■ Saved data entries
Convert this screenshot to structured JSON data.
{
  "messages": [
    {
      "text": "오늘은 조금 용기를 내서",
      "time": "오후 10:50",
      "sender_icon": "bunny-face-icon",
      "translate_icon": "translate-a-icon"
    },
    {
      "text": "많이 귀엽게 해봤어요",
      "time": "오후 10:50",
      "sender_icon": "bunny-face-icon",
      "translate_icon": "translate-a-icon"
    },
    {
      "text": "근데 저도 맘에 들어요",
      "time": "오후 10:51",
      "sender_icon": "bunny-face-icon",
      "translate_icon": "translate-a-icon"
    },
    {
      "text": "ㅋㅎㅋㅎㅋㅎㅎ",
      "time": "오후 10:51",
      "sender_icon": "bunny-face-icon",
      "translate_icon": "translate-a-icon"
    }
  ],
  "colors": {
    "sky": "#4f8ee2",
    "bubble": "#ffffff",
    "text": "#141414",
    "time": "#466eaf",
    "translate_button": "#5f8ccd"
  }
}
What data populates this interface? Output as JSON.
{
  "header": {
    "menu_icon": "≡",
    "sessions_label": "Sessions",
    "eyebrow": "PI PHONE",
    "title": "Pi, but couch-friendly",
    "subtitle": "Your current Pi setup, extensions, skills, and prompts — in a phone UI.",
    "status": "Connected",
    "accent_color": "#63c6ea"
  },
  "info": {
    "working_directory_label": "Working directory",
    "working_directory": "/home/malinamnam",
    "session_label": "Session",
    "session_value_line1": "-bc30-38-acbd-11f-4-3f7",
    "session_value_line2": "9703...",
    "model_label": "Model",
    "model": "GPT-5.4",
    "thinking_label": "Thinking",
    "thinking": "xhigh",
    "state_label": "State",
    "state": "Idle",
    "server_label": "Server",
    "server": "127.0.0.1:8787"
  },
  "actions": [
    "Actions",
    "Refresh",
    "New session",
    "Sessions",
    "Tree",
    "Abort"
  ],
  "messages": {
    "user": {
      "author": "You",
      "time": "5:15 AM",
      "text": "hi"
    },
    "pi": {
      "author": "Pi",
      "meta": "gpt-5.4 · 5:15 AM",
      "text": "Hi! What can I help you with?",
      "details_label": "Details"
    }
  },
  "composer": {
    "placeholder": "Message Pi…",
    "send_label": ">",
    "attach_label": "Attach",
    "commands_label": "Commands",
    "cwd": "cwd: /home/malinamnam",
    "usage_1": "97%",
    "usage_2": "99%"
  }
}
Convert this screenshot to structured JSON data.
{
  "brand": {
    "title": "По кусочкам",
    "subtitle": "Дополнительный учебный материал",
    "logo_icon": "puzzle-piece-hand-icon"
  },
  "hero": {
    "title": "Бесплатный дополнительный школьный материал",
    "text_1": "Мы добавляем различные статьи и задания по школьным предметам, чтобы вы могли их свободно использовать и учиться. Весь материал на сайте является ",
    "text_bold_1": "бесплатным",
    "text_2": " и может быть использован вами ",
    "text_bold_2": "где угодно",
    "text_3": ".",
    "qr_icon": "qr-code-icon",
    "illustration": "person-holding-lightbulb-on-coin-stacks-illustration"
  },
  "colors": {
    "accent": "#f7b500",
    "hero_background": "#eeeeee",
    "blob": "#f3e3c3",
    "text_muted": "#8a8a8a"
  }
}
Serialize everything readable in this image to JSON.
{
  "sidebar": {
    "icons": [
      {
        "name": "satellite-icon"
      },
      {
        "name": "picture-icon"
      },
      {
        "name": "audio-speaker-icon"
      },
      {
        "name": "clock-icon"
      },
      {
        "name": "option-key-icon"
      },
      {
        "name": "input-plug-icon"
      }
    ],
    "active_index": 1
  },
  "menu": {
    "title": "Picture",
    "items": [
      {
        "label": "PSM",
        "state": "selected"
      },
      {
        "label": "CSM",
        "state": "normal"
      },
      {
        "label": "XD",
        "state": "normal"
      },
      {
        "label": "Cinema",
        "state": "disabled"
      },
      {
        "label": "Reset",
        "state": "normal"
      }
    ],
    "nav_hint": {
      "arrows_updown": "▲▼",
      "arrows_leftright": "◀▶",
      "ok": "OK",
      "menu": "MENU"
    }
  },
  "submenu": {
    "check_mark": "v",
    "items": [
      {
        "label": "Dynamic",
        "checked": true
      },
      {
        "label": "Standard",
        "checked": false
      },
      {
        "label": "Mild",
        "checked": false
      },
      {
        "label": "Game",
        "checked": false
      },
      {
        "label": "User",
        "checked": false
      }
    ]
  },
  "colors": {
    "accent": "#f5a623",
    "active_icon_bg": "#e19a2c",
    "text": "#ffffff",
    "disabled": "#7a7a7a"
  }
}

■ Set exercise
Print the whole listing again, exactly.

■ In response
Convert this screenshot to structured JSON data.
{
  "messages": [
    {
      "text": "오늘은 조금 용기를 내서",
      "time": "오후 10:50",
      "sender_icon": "bunny-face-icon",
      "translate_icon": "translate-a-icon"
    },
    {
      "text": "많이 귀엽게 해봤어요",
      "time": "오후 10:50",
      "sender_icon": "bunny-face-icon",
      "translate_icon": "translate-a-icon"
    },
    {
      "text": "근데 저도 맘에 들어요",
      "time": "오후 10:51",
      "sender_icon": "bunny-face-icon",
      "translate_icon": "translate-a-icon"
    },
    {
      "text": "ㅋㅎㅋㅎㅋㅎㅎ",
      "time": "오후 10:51",
      "sender_icon": "bunny-face-icon",
      "translate_icon": "translate-a-icon"
    }
  ],
  "colors": {
    "sky": "#4f8ee2",
    "bubble": "#ffffff",
    "text": "#141414",
    "time": "#466eaf",
    "translate_button": "#5f8ccd"
  }
}
What data populates this interface? Output as JSON.
{
  "header": {
    "menu_icon": "≡",
    "sessions_label": "Sessions",
    "eyebrow": "PI PHONE",
    "title": "Pi, but couch-friendly",
    "subtitle": "Your current Pi setup, extensions, skills, and prompts — in a phone UI.",
    "status": "Connected",
    "accent_color": "#63c6ea"
  },
  "info": {
    "working_directory_label": "Working directory",
    "working_directory": "/home/malinamnam",
    "session_label": "Session",
    "session_value_line1": "-bc30-38-acbd-11f-4-3f7",
    "session_value_line2": "9703...",
    "model_label": "Model",
    "model": "GPT-5.4",
    "thinking_label": "Thinking",
    "thinking": "xhigh",
    "state_label": "State",
    "state": "Idle",
    "server_label": "Server",
    "server": "127.0.0.1:8787"
  },
  "actions": [
    "Actions",
    "Refresh",
    "New session",
    "Sessions",
    "Tree",
    "Abort"
  ],
  "messages": {
    "user": {
      "author": "You",
      "time": "5:15 AM",
      "text": "hi"
    },
    "pi": {
      "author": "Pi",
      "meta": "gpt-5.4 · 5:15 AM",
      "text": "Hi! What can I help you with?",
      "details_label": "Details"
    }
  },
  "composer": {
    "placeholder": "Message Pi…",
    "send_label": ">",
    "attach_label": "Attach",
    "commands_label": "Commands",
    "cwd": "cwd: /home/malinamnam",
    "usage_1": "97%",
    "usage_2": "99%"
  }
}
Convert this screenshot to structured JSON data.
{
  "brand": {
    "title": "По кусочкам",
    "subtitle": "Дополнительный учебный материал",
    "logo_icon": "puzzle-piece-hand-icon"
  },
  "hero": {
    "title": "Бесплатный дополнительный школьный материал",
    "text_1": "Мы добавляем различные статьи и задания по школьным предметам, чтобы вы могли их свободно использовать и учиться. Весь материал на сайте является ",
    "text_bold_1": "бесплатным",
    "text_2": " и может быть использован вами ",
    "text_bold_2": "где угодно",
    "text_3": ".",
    "qr_icon": "qr-code-icon",
    "illustration": "person-holding-lightbulb-on-coin-stacks-illustration"
  },
  "colors": {
    "accent": "#f7b500",
    "hero_background": "#eeeeee",
    "blob": "#f3e3c3",
    "text_muted": "#8a8a8a"
  }
}
Serialize everything readable in this image to JSON.
{
  "sidebar": {
    "icons": [
      {
        "name": "satellite-icon"
      },
      {
        "name": "picture-icon"
      },
      {
        "name": "audio-speaker-icon"
      },
      {
        "name": "clock-icon"
      },
      {
        "name": "option-key-icon"
      },
      {
        "name": "input-plug-icon"
      }
    ],
    "active_index": 1
  },
  "menu": {
    "title": "Picture",
    "items": [
      {
        "label": "PSM",
        "state": "selected"
      },
      {
        "label": "CSM",
        "state": "normal"
      },
      {
        "label": "XD",
        "state": "normal"
      },
      {
        "label": "Cinema",
        "state": "disabled"
      },
      {
        "label": "Reset",
        "state": "normal"
      }
    ],
    "nav_hint": {
      "arrows_updown": "▲▼",
      "arrows_leftright": "◀▶",
      "ok": "OK",
      "menu": "MENU"
    }
  },
  "submenu": {
    "check_mark": "v",
    "items": [
      {
        "label": "Dynamic",
        "checked": true
      },
      {
        "label": "Standard",
        "checked": false
      },
      {
        "label": "Mild",
        "checked": false
      },
      {
        "label": "Game",
        "checked": false
      },
      {
        "label": "User",
        "checked": false
      }
    ]
  },
  "colors": {
    "accent": "#f5a623",
    "active_icon_bg": "#e19a2c",
    "text": "#ffffff",
    "disabled": "#7a7a7a"
  }
}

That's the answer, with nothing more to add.